BEGIN Extracted records

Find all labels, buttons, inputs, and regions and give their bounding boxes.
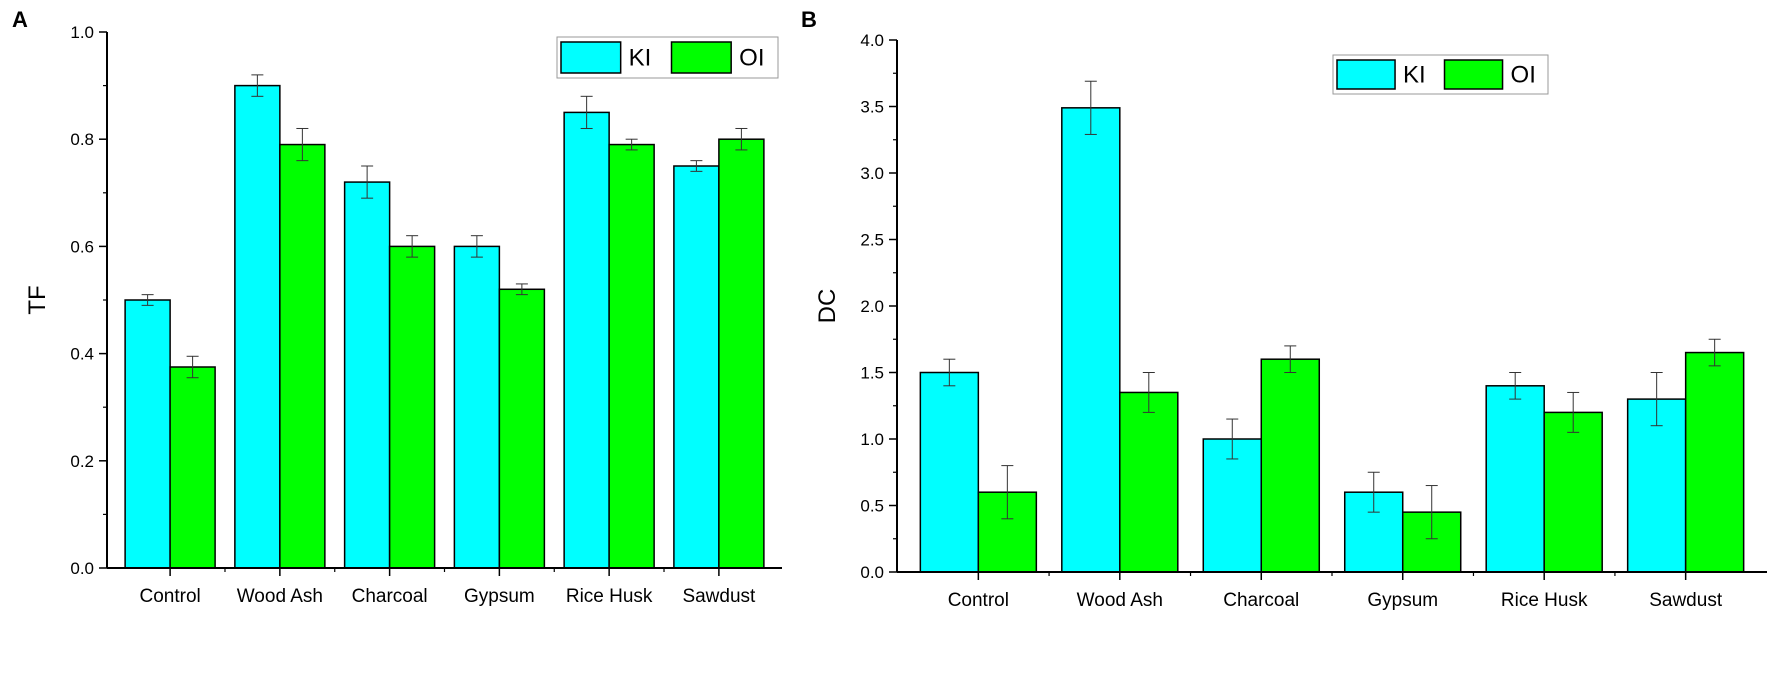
bar-oi-charcoal (1260, 358, 1321, 573)
error-bar (251, 74, 264, 97)
bar-oi-wood-ash (279, 143, 326, 569)
legend-swatch-oi (1443, 59, 1504, 90)
bar-ki-rice-husk (563, 111, 610, 569)
y-tick-label: 3.5 (860, 98, 884, 117)
error-bar (690, 160, 703, 172)
bar-ki-wood-ash (234, 84, 281, 569)
y-tick-label: 0.6 (70, 237, 94, 256)
error-bar (406, 235, 419, 258)
error-bar (1226, 418, 1239, 460)
bar-ki-sawdust (673, 165, 720, 569)
panel-label: B (801, 7, 817, 32)
x-tick-label: Charcoal (352, 586, 428, 607)
error-bar (1509, 372, 1522, 400)
y-axis-label: DC (814, 289, 841, 324)
legend-swatch-ki (560, 41, 622, 74)
y-tick-label: 0.8 (70, 130, 94, 149)
y-tick-label: 1.0 (860, 430, 884, 449)
y-tick-label: 0.2 (70, 452, 94, 471)
x-tick-label: Gypsum (464, 586, 535, 607)
error-bar (1142, 372, 1155, 413)
x-tick-label: Wood Ash (1077, 590, 1163, 611)
y-tick-label: 1.0 (70, 23, 94, 42)
error-bar (943, 358, 956, 387)
bar-ki-rice-husk (1485, 385, 1545, 573)
legend-swatch-oi (670, 41, 732, 74)
bar-ki-control (124, 299, 171, 569)
bar-ki-control (919, 371, 980, 573)
error-bar (580, 95, 593, 129)
error-bar (186, 355, 199, 379)
error-bar (1650, 372, 1663, 427)
panel-a: A 0.0 0.2 0.4 0.6 0.8 1.0 Control Wood Ash Charco… (12, 7, 782, 607)
error-bar (1708, 338, 1721, 367)
x-tick-label: Wood Ash (237, 586, 323, 607)
x-tick-label: Control (139, 586, 200, 607)
y-tick-label: 2.0 (860, 297, 884, 316)
x-tick-label: Gypsum (1367, 590, 1438, 611)
legend-swatch-ki (1336, 59, 1396, 90)
x-tick-label: Charcoal (1223, 590, 1299, 611)
error-bar (470, 235, 483, 258)
error-bar (515, 283, 528, 296)
error-bar (625, 138, 638, 151)
y-tick-label: 0.4 (70, 345, 94, 364)
panel-b: B 0.0 0.5 1.0 1.5 2.0 2.5 3.0 3.5 4.0 Control Wood … (801, 7, 1767, 611)
y-tick-label: 0.0 (70, 559, 94, 578)
panel-label: A (12, 7, 28, 32)
bar-ki-gypsum (453, 245, 501, 569)
legend-label-ki: KI (629, 45, 652, 72)
bar-oi-rice-husk (1543, 411, 1603, 573)
bar-oi-rice-husk (608, 143, 655, 569)
y-axis-label: TF (24, 285, 51, 314)
legend: KI OI (556, 36, 779, 79)
bar-oi-sawdust (1684, 351, 1745, 573)
y-tick-label: 2.5 (860, 231, 884, 250)
x-tick-label: Rice Husk (566, 586, 653, 607)
error-bar (735, 127, 748, 151)
legend-label-oi: OI (1511, 62, 1536, 89)
bar-oi-wood-ash (1119, 391, 1179, 573)
error-bar (1425, 485, 1438, 540)
bar-ki-charcoal (343, 181, 391, 569)
x-tick-label: Sawdust (1649, 590, 1723, 611)
x-tick-label: Control (948, 590, 1009, 611)
error-bar (1084, 80, 1097, 135)
x-tick-label: Rice Husk (1501, 590, 1588, 611)
x-tick-label: Sawdust (682, 586, 756, 607)
error-bar (1284, 345, 1297, 373)
bar-oi-sawdust (718, 138, 765, 569)
legend: KI OI (1332, 54, 1549, 95)
error-bar (1567, 391, 1580, 433)
legend-label-oi: OI (739, 45, 764, 72)
bar-ki-wood-ash (1061, 107, 1121, 573)
y-tick-label: 0.0 (860, 563, 884, 582)
y-tick-label: 1.5 (860, 364, 884, 383)
error-bar (296, 127, 309, 162)
bar-oi-control (169, 366, 216, 569)
error-bar (1001, 465, 1014, 520)
y-tick-label: 4.0 (860, 31, 884, 50)
bar-oi-gypsum (498, 288, 546, 569)
error-bar (361, 165, 374, 199)
y-tick-label: 3.0 (860, 164, 884, 183)
error-bar (1367, 471, 1380, 513)
legend-label-ki: KI (1403, 62, 1426, 89)
y-tick-label: 0.5 (860, 497, 884, 516)
bar-oi-charcoal (388, 245, 436, 569)
error-bar (141, 294, 154, 306)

END Extracted records

# Aim of the task
Reproduce the rows from the line containing "bar-oi-charcoal (1260, 358, 1321, 573)" through the line containing "error-bar (943, 358, 956, 387)", inclusive, with every "x-tick-label" changed to "category-label" and nothing else altered.

# Written response
bar-oi-charcoal (1260, 358, 1321, 573)
error-bar (251, 74, 264, 97)
bar-oi-wood-ash (279, 143, 326, 569)
legend-swatch-oi (1443, 59, 1504, 90)
bar-ki-rice-husk (563, 111, 610, 569)
y-tick-label: 3.5 (860, 98, 884, 117)
error-bar (690, 160, 703, 172)
bar-ki-wood-ash (234, 84, 281, 569)
y-tick-label: 0.6 (70, 237, 94, 256)
error-bar (406, 235, 419, 258)
error-bar (1226, 418, 1239, 460)
bar-ki-sawdust (673, 165, 720, 569)
panel-label: B (801, 7, 817, 32)
category-label: Charcoal (352, 586, 428, 607)
error-bar (1509, 372, 1522, 400)
y-axis-label: DC (814, 289, 841, 324)
legend-swatch-ki (560, 41, 622, 74)
y-tick-label: 0.8 (70, 130, 94, 149)
y-tick-label: 1.0 (860, 430, 884, 449)
y-tick-label: 0.2 (70, 452, 94, 471)
category-label: Gypsum (464, 586, 535, 607)
error-bar (1142, 372, 1155, 413)
category-label: Wood Ash (1077, 590, 1163, 611)
y-tick-label: 1.0 (70, 23, 94, 42)
error-bar (943, 358, 956, 387)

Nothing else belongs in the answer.